Task requirements -
Skip every image and restate the data word for word.

(Extracted records)
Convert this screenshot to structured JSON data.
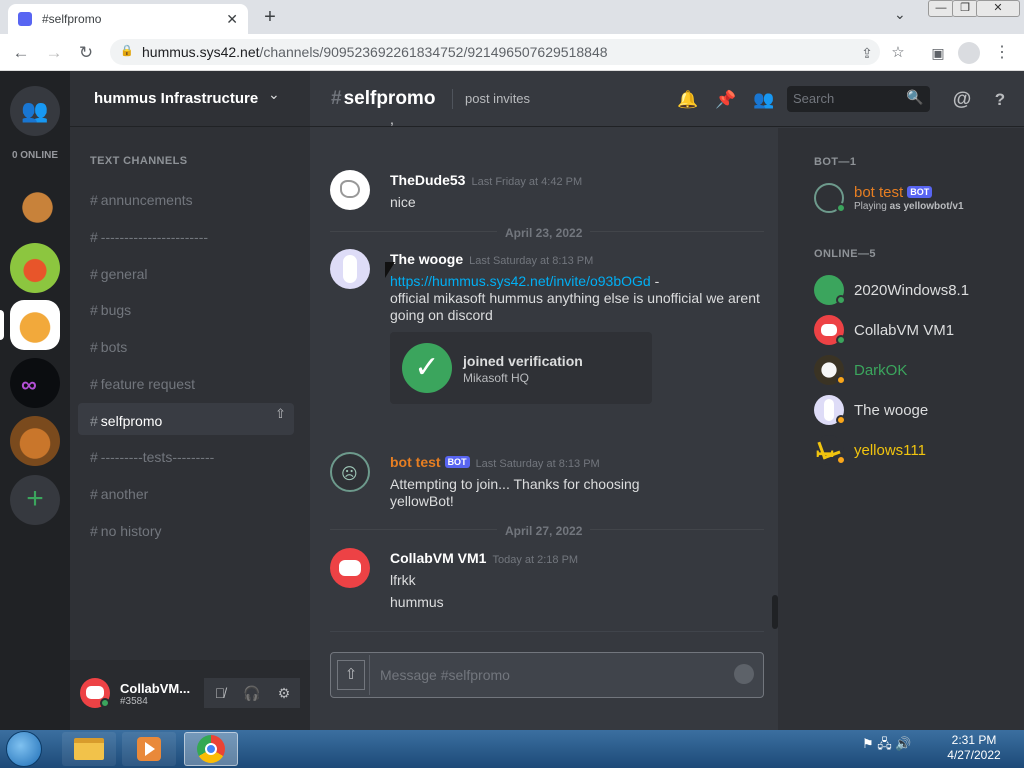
{
  "browser": {
    "tab_title": "#selfpromo",
    "url_host": "hummus.sys42.net",
    "url_path": "/channels/909523692261834752/921496507629518848"
  },
  "server": {
    "name": "hummus Infrastructure",
    "online_label": "0 ONLINE"
  },
  "channels": {
    "category": "TEXT CHANNELS",
    "items": [
      {
        "name": "annuncements",
        "selected": false
      },
      {
        "name": "-----------------------",
        "selected": false
      },
      {
        "name": "general",
        "selected": false
      },
      {
        "name": "bugs",
        "selected": false
      },
      {
        "name": "bots",
        "selected": false
      },
      {
        "name": "feature request",
        "selected": false
      },
      {
        "name": "selfpromo",
        "selected": true
      },
      {
        "name": "---------tests---------",
        "selected": false
      },
      {
        "name": "another",
        "selected": false
      },
      {
        "name": "no history",
        "selected": false
      }
    ]
  },
  "user_panel": {
    "name": "CollabVM...",
    "tag": "#3584"
  },
  "header": {
    "channel": "selfpromo",
    "topic": "post invites",
    "search_placeholder": "Search"
  },
  "messages": {
    "m1": {
      "author": "TheDude53",
      "timestamp": "Last Friday at 4:42 PM",
      "text": "nice"
    },
    "d1": "April 23, 2022",
    "m2": {
      "author": "The wooge",
      "timestamp": "Last Saturday at 8:13 PM",
      "link": "https://hummus.sys42.net/invite/o93bOGd",
      "link_suffix": " -",
      "text": "official mikasoft hummus anything else is unofficial we arent going on discord",
      "embed_title": "joined verification",
      "embed_sub": "Mikasoft HQ"
    },
    "m3": {
      "author": "bot test",
      "badge": "BOT",
      "timestamp": "Last Saturday at 8:13 PM",
      "text": "Attempting to join... Thanks for choosing yellowBot!"
    },
    "d2": "April 27, 2022",
    "m4": {
      "author": "CollabVM VM1",
      "timestamp": "Today at 2:18 PM",
      "line1": "lfrkk",
      "line2": "hummus"
    }
  },
  "composer": {
    "placeholder": "Message #selfpromo"
  },
  "members": {
    "bot_cat": "BOT—1",
    "bot": {
      "name": "bot test",
      "badge": "BOT",
      "activity_prefix": "Playing",
      "activity": "as yellowbot/v1"
    },
    "online_cat": "ONLINE—5",
    "online": [
      {
        "name": "2020Windows8.1",
        "color": "#dcddde"
      },
      {
        "name": "CollabVM VM1",
        "color": "#dcddde"
      },
      {
        "name": "DarkOK",
        "color": "#3ba55d"
      },
      {
        "name": "The wooge",
        "color": "#dcddde"
      },
      {
        "name": "yellows111",
        "color": "#f1c40f"
      }
    ]
  },
  "taskbar": {
    "time": "2:31 PM",
    "date": "4/27/2022"
  },
  "colors": {
    "blurple": "#5865f2",
    "green": "#3ba55d",
    "red": "#ed4245",
    "bot_orange": "#e67e22",
    "link": "#00aff4"
  }
}
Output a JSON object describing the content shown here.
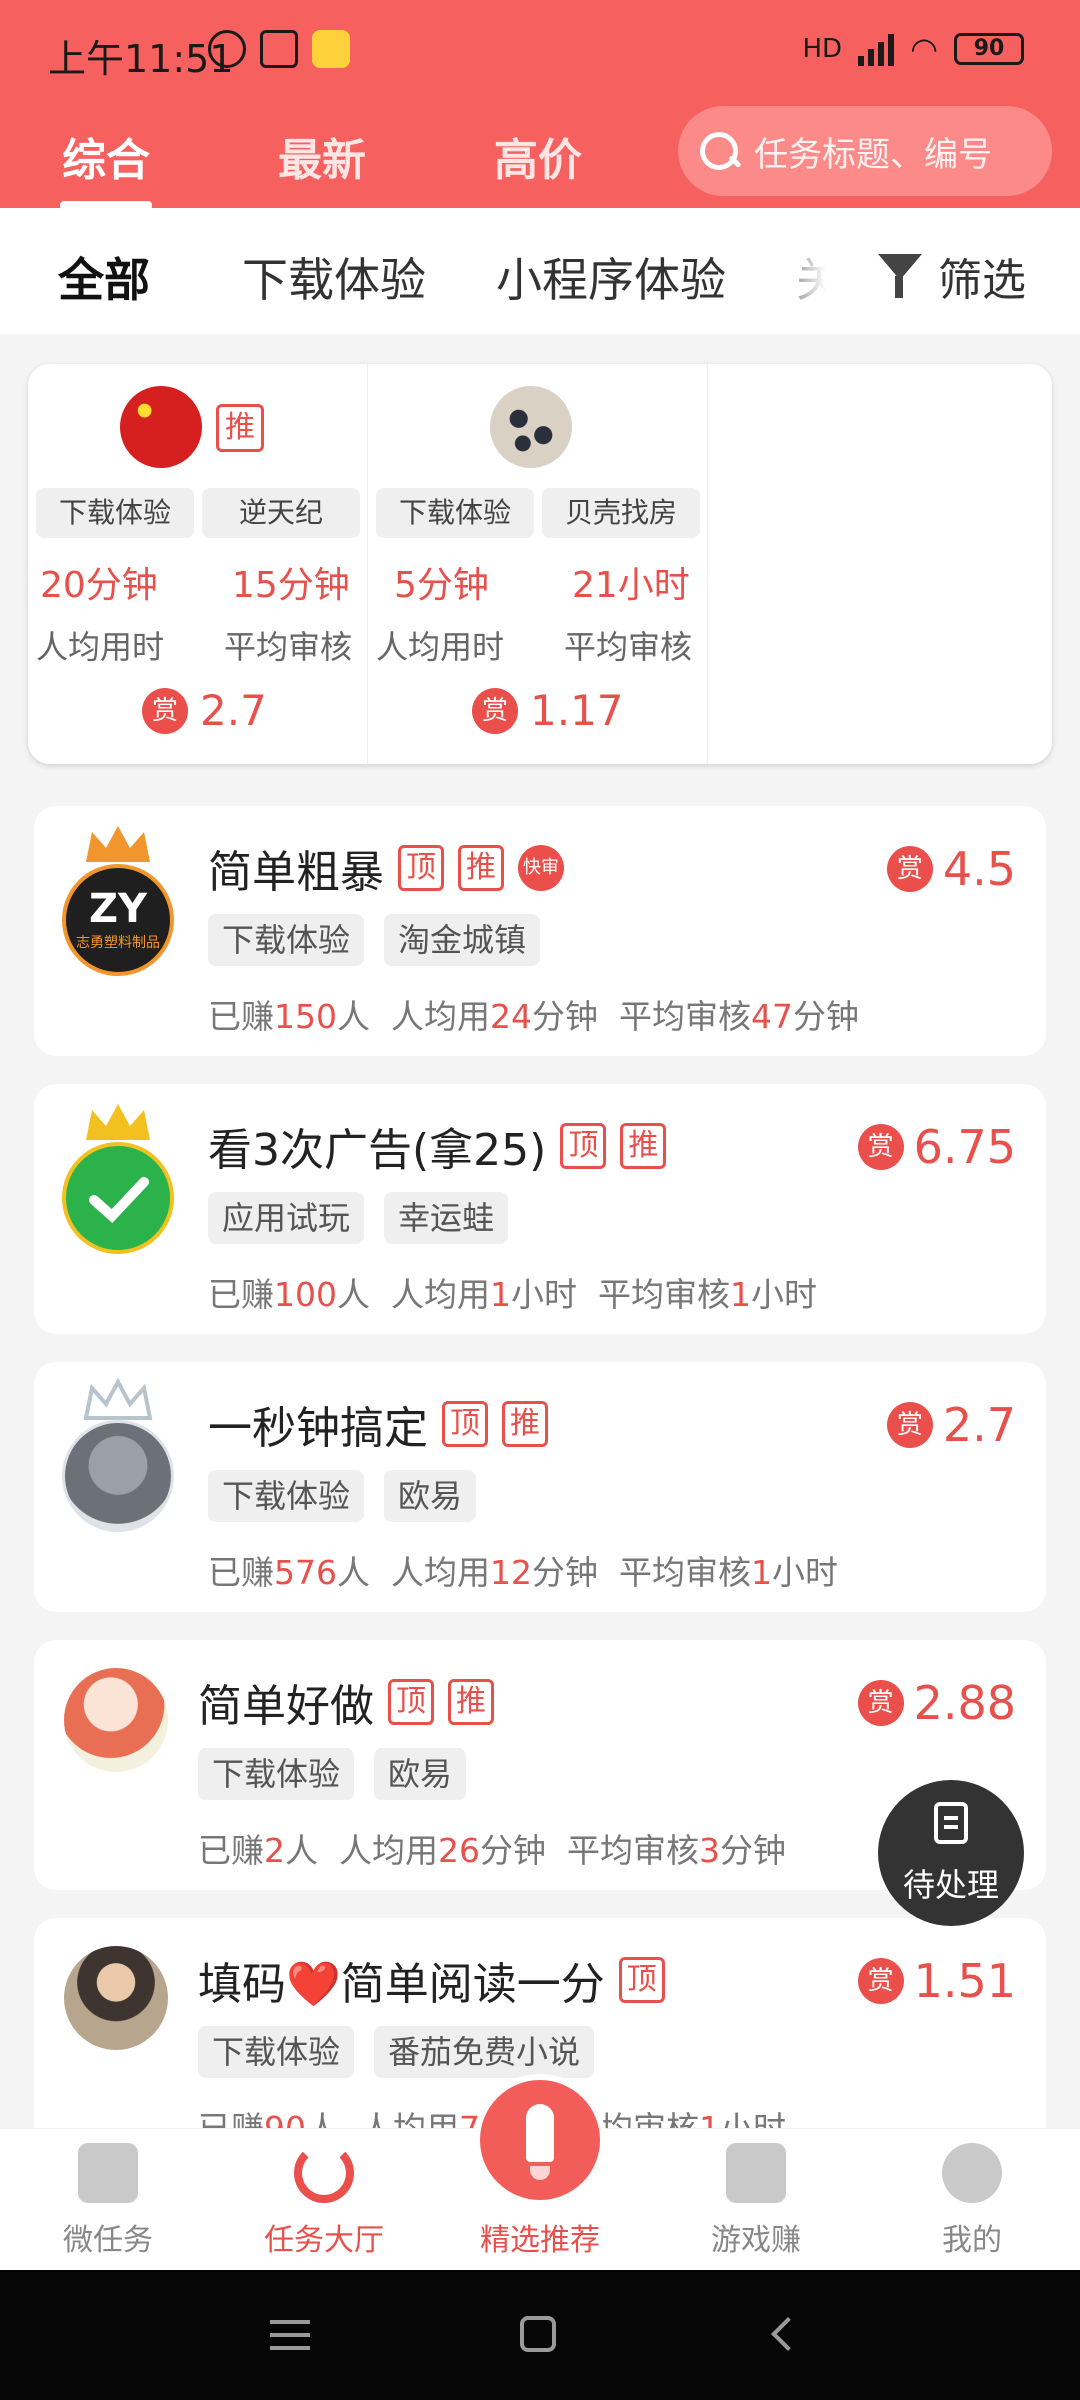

Correct answer -
Convert this screenshot to structured JSON data.
{
  "browser": {
    "tab_title": "#selfpromo",
    "url_host": "hummus.sys42.net",
    "url_path": "/channels/909523692261834752/921496507629518848"
  },
  "server": {
    "name": "hummus Infrastructure",
    "online_label": "0 ONLINE"
  },
  "channels": {
    "category": "TEXT CHANNELS",
    "items": [
      {
        "name": "annuncements",
        "selected": false
      },
      {
        "name": "-----------------------",
        "selected": false
      },
      {
        "name": "general",
        "selected": false
      },
      {
        "name": "bugs",
        "selected": false
      },
      {
        "name": "bots",
        "selected": false
      },
      {
        "name": "feature request",
        "selected": false
      },
      {
        "name": "selfpromo",
        "selected": true
      },
      {
        "name": "---------tests---------",
        "selected": false
      },
      {
        "name": "another",
        "selected": false
      },
      {
        "name": "no history",
        "selected": false
      }
    ]
  },
  "user_panel": {
    "name": "CollabVM...",
    "tag": "#3584"
  },
  "header": {
    "channel": "selfpromo",
    "topic": "post invites",
    "search_placeholder": "Search"
  },
  "messages": {
    "m1": {
      "author": "TheDude53",
      "timestamp": "Last Friday at 4:42 PM",
      "text": "nice"
    },
    "d1": "April 23, 2022",
    "m2": {
      "author": "The wooge",
      "timestamp": "Last Saturday at 8:13 PM",
      "link": "https://hummus.sys42.net/invite/o93bOGd",
      "link_suffix": " -",
      "text": "official mikasoft hummus anything else is unofficial we arent going on discord",
      "embed_title": "joined verification",
      "embed_sub": "Mikasoft HQ"
    },
    "m3": {
      "author": "bot test",
      "badge": "BOT",
      "timestamp": "Last Saturday at 8:13 PM",
      "text": "Attempting to join... Thanks for choosing yellowBot!"
    },
    "d2": "April 27, 2022",
    "m4": {
      "author": "CollabVM VM1",
      "timestamp": "Today at 2:18 PM",
      "line1": "lfrkk",
      "line2": "hummus"
    }
  },
  "composer": {
    "placeholder": "Message #selfpromo"
  },
  "members": {
    "bot_cat": "BOT—1",
    "bot": {
      "name": "bot test",
      "badge": "BOT",
      "activity_prefix": "Playing",
      "activity": "as yellowbot/v1"
    },
    "online_cat": "ONLINE—5",
    "online": [
      {
        "name": "2020Windows8.1",
        "color": "#dcddde"
      },
      {
        "name": "CollabVM VM1",
        "color": "#dcddde"
      },
      {
        "name": "DarkOK",
        "color": "#3ba55d"
      },
      {
        "name": "The wooge",
        "color": "#dcddde"
      },
      {
        "name": "yellows111",
        "color": "#f1c40f"
      }
    ]
  },
  "taskbar": {
    "time": "2:31 PM",
    "date": "4/27/2022"
  },
  "colors": {
    "blurple": "#5865f2",
    "green": "#3ba55d",
    "red": "#ed4245",
    "bot_orange": "#e67e22",
    "link": "#00aff4"
  }
}
Output a JSON object describing the content shown here.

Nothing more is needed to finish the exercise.